**EXERCISE OBJECTIVE:**
Retype each record shown below, leaving every character as it is.

%%

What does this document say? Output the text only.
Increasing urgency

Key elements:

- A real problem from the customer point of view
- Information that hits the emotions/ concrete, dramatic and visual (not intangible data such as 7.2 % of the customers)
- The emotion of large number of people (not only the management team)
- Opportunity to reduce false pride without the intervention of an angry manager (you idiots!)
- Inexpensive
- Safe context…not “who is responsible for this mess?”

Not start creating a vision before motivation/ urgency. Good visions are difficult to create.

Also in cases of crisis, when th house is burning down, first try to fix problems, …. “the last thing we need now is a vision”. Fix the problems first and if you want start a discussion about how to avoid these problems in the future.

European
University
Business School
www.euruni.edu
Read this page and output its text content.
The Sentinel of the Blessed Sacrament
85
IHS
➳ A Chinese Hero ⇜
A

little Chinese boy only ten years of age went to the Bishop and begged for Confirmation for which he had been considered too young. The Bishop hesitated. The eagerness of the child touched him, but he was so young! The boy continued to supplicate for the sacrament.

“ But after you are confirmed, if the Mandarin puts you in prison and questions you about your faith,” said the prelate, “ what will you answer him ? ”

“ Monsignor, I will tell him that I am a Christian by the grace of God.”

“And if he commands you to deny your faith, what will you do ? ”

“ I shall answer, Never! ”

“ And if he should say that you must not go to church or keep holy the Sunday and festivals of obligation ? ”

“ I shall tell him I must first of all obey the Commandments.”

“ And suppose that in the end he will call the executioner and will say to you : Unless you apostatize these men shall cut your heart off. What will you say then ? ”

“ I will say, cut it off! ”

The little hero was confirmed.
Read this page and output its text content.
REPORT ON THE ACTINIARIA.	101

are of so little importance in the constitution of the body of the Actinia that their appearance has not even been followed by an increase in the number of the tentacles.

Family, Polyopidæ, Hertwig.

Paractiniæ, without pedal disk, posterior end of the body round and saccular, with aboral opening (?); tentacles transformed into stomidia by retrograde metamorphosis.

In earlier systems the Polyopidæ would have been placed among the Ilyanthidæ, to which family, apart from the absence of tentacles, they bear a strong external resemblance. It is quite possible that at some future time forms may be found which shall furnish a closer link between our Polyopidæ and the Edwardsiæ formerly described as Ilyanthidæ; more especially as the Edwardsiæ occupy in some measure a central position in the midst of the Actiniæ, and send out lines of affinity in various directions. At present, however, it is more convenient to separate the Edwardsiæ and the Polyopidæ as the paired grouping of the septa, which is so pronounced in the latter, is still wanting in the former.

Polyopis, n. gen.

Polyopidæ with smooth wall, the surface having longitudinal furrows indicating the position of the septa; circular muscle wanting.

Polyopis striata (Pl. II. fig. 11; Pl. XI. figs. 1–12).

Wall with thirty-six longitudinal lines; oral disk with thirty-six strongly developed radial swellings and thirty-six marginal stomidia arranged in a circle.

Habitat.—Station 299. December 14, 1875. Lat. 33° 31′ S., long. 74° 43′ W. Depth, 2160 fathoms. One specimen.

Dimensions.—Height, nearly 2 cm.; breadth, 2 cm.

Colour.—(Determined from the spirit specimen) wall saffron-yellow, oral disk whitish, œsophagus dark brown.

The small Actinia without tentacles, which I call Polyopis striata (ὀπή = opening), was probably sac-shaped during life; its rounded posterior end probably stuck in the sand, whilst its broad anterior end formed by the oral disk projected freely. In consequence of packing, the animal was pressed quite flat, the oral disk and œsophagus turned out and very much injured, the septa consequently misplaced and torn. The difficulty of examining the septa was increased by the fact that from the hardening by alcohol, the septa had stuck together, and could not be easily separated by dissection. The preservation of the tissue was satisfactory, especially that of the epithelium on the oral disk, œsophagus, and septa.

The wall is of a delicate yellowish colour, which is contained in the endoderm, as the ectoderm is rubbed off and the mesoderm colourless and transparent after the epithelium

%%

**SOLVED EXERCISE:**
What does this document say? Output the text only.
Increasing urgency

Key elements:

- A real problem from the customer point of view
- Information that hits the emotions/ concrete, dramatic and visual (not intangible data such as 7.2 % of the customers)
- The emotion of large number of people (not only the management team)
- Opportunity to reduce false pride without the intervention of an angry manager (you idiots!)
- Inexpensive
- Safe context…not “who is responsible for this mess?”

Not start creating a vision before motivation/ urgency. Good visions are difficult to create.

Also in cases of crisis, when th house is burning down, first try to fix problems, …. “the last thing we need now is a vision”. Fix the problems first and if you want start a discussion about how to avoid these problems in the future.

European
University
Business School
www.euruni.edu
Read this page and output its text content.
The Sentinel of the Blessed Sacrament
85
IHS
➳ A Chinese Hero ⇜
A

little Chinese boy only ten years of age went to the Bishop and begged for Confirmation for which he had been considered too young. The Bishop hesitated. The eagerness of the child touched him, but he was so young! The boy continued to supplicate for the sacrament.

“ But after you are confirmed, if the Mandarin puts you in prison and questions you about your faith,” said the prelate, “ what will you answer him ? ”

“ Monsignor, I will tell him that I am a Christian by the grace of God.”

“And if he commands you to deny your faith, what will you do ? ”

“ I shall answer, Never! ”

“ And if he should say that you must not go to church or keep holy the Sunday and festivals of obligation ? ”

“ I shall tell him I must first of all obey the Commandments.”

“ And suppose that in the end he will call the executioner and will say to you : Unless you apostatize these men shall cut your heart off. What will you say then ? ”

“ I will say, cut it off! ”

The little hero was confirmed.
Read this page and output its text content.
REPORT ON THE ACTINIARIA.	101

are of so little importance in the constitution of the body of the Actinia that their appearance has not even been followed by an increase in the number of the tentacles.

Family, Polyopidæ, Hertwig.

Paractiniæ, without pedal disk, posterior end of the body round and saccular, with aboral opening (?); tentacles transformed into stomidia by retrograde metamorphosis.

In earlier systems the Polyopidæ would have been placed among the Ilyanthidæ, to which family, apart from the absence of tentacles, they bear a strong external resemblance. It is quite possible that at some future time forms may be found which shall furnish a closer link between our Polyopidæ and the Edwardsiæ formerly described as Ilyanthidæ; more especially as the Edwardsiæ occupy in some measure a central position in the midst of the Actiniæ, and send out lines of affinity in various directions. At present, however, it is more convenient to separate the Edwardsiæ and the Polyopidæ as the paired grouping of the septa, which is so pronounced in the latter, is still wanting in the former.

Polyopis, n. gen.

Polyopidæ with smooth wall, the surface having longitudinal furrows indicating the position of the septa; circular muscle wanting.

Polyopis striata (Pl. II. fig. 11; Pl. XI. figs. 1–12).

Wall with thirty-six longitudinal lines; oral disk with thirty-six strongly developed radial swellings and thirty-six marginal stomidia arranged in a circle.

Habitat.—Station 299. December 14, 1875. Lat. 33° 31′ S., long. 74° 43′ W. Depth, 2160 fathoms. One specimen.

Dimensions.—Height, nearly 2 cm.; breadth, 2 cm.

Colour.—(Determined from the spirit specimen) wall saffron-yellow, oral disk whitish, œsophagus dark brown.

The small Actinia without tentacles, which I call Polyopis striata (ὀπή = opening), was probably sac-shaped during life; its rounded posterior end probably stuck in the sand, whilst its broad anterior end formed by the oral disk projected freely. In consequence of packing, the animal was pressed quite flat, the oral disk and œsophagus turned out and very much injured, the septa consequently misplaced and torn. The difficulty of examining the septa was increased by the fact that from the hardening by alcohol, the septa had stuck together, and could not be easily separated by dissection. The preservation of the tissue was satisfactory, especially that of the epithelium on the oral disk, œsophagus, and septa.

The wall is of a delicate yellowish colour, which is contained in the endoderm, as the ectoderm is rubbed off and the mesoderm colourless and transparent after the epithelium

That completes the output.